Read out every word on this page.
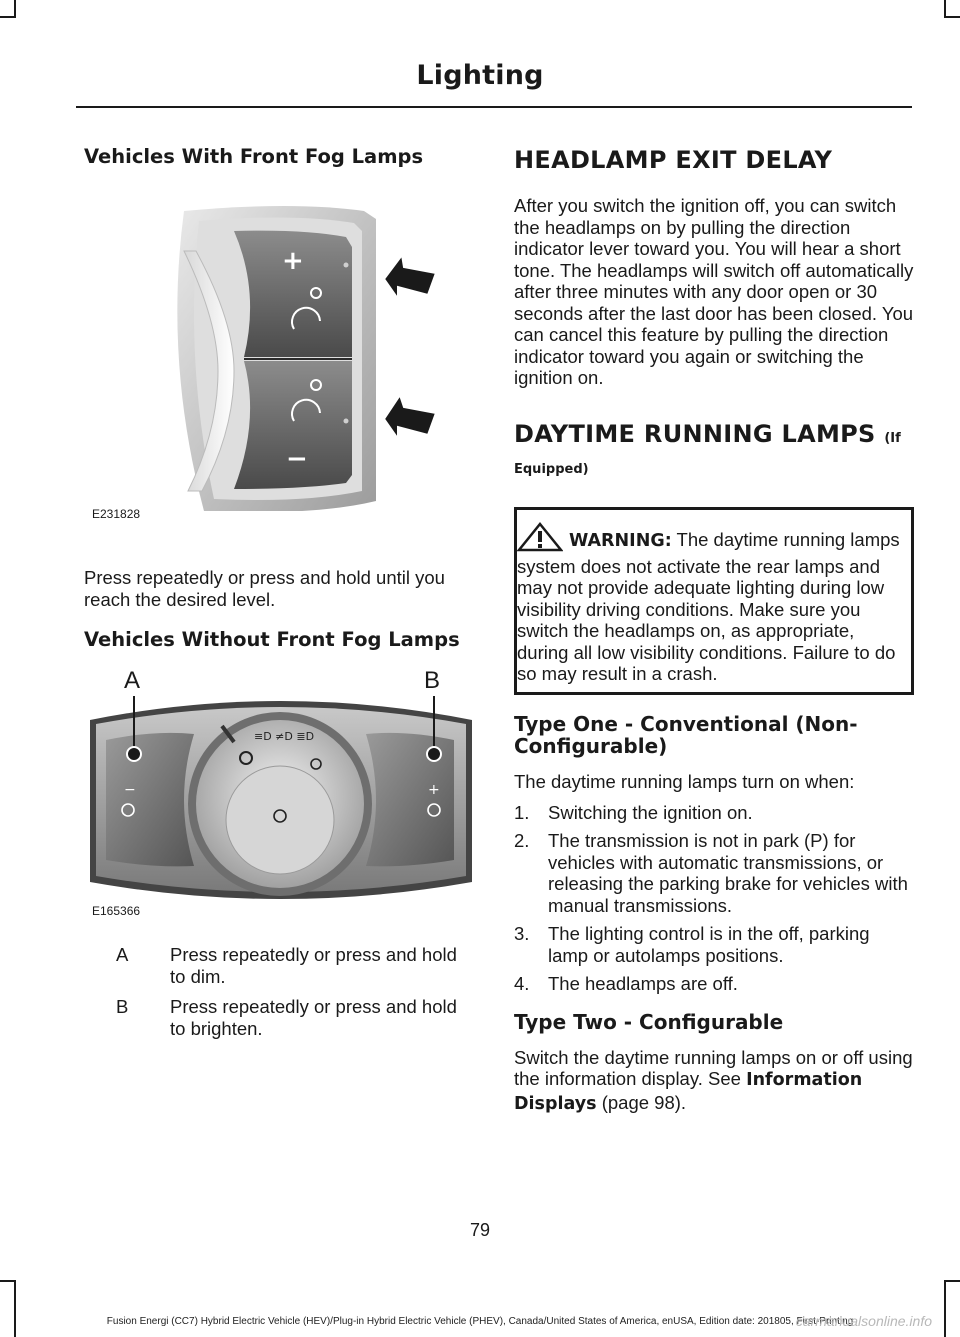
Lighting
Vehicles With Front Fog Lamps
+
−
E231828

Press repeatedly or press and hold until you reach the desired level.

Vehicles Without Front Fog Lamps
≡D ≠D ≣D
−	+
A	B
E165366
A	Press repeatedly or press and hold to dim.
B	Press repeatedly or press and hold to brighten.
HEADLAMP EXIT DELAY

After you switch the ignition off, you can switch the headlamps on by pulling the direction indicator lever toward you. You will hear a short tone. The headlamps will switch off automatically after three minutes with any door open or 30 seconds after the last door has been closed. You can cancel this feature by pulling the direction indicator toward you again or switching the ignition on.

DAYTIME RUNNING LAMPS (If
Equipped)

WARNING: The daytime running lamps system does not activate the rear lamps and may not provide adequate lighting during low visibility driving conditions. Make sure you switch the headlamps on, as appropriate, during all low visibility conditions. Failure to do so may result in a crash.

Type One - Conventional (Non-Configurable)

The daytime running lamps turn on when:

1.	Switching the ignition on.
2.	The transmission is not in park (P) for vehicles with automatic transmissions, or releasing the parking brake for vehicles with manual transmissions.
3.	The lighting control is in the off, parking lamp or autolamps positions.
4.	The headlamps are off.
Type Two - Configurable

Switch the daytime running lamps on or off using the information display. See Information Displays (page 98).

79
Fusion Energi (CC7) Hybrid Electric Vehicle (HEV)/Plug-in Hybrid Electric Vehicle (PHEV), Canada/United States of America, enUSA, Edition date: 201805, First-Printing
carmanualsonline.info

• • •

Go through the entries above and pull out each line with "press" in it.

Press repeatedly or press and hold until you reach the desired level.
A	Press repeatedly or press and hold to dim.
B	Press repeatedly or press and hold to brighten.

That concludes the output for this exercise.